PROBLEM TO SOLVE: Across the material below, how many lines contain the word "goulotte"? Give only the number.

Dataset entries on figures
--------

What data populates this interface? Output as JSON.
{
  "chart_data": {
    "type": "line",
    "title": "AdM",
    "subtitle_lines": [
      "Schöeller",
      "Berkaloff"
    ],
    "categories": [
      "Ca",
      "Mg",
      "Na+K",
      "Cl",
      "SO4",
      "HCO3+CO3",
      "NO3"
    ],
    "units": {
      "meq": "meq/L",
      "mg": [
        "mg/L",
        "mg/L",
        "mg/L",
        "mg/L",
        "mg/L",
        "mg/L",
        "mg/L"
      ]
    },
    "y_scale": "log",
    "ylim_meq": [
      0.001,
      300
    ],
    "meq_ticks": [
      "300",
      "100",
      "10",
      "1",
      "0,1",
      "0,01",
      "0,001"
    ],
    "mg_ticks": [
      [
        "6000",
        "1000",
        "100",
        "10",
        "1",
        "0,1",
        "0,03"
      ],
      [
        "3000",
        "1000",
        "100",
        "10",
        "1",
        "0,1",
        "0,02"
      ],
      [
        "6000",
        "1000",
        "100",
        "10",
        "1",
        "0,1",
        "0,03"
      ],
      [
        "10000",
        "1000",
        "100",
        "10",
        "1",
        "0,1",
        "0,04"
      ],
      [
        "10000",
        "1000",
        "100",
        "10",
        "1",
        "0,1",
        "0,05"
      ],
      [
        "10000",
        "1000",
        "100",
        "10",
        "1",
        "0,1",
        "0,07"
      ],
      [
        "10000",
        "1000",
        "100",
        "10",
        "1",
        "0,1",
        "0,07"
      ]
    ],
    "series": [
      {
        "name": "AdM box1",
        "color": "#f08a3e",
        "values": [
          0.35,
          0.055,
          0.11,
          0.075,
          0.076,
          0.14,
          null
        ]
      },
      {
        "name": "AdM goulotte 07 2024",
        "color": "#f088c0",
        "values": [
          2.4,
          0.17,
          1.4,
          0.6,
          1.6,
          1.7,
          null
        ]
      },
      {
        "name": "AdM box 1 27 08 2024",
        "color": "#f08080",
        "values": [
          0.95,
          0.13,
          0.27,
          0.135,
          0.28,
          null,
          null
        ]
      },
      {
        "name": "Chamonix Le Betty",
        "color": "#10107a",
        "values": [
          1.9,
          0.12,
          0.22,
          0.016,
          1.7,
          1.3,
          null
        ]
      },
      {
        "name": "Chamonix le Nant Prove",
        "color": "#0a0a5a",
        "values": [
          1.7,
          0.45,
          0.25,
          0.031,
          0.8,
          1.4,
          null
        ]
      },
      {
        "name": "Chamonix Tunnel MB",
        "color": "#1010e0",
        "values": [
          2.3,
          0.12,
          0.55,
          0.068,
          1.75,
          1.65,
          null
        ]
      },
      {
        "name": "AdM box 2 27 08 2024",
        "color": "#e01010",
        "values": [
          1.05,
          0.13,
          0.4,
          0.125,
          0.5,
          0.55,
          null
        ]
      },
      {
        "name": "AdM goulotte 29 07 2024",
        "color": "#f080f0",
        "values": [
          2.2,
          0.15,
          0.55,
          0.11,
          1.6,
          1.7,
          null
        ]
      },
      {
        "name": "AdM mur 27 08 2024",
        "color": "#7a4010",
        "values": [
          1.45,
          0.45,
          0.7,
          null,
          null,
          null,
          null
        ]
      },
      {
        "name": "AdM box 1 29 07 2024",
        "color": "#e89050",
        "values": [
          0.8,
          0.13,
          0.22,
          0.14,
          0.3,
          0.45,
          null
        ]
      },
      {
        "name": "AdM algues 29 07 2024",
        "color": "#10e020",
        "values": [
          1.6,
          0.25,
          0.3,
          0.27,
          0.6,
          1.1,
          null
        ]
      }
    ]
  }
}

--------

SOLUTION TO THIS EXERCISE: 2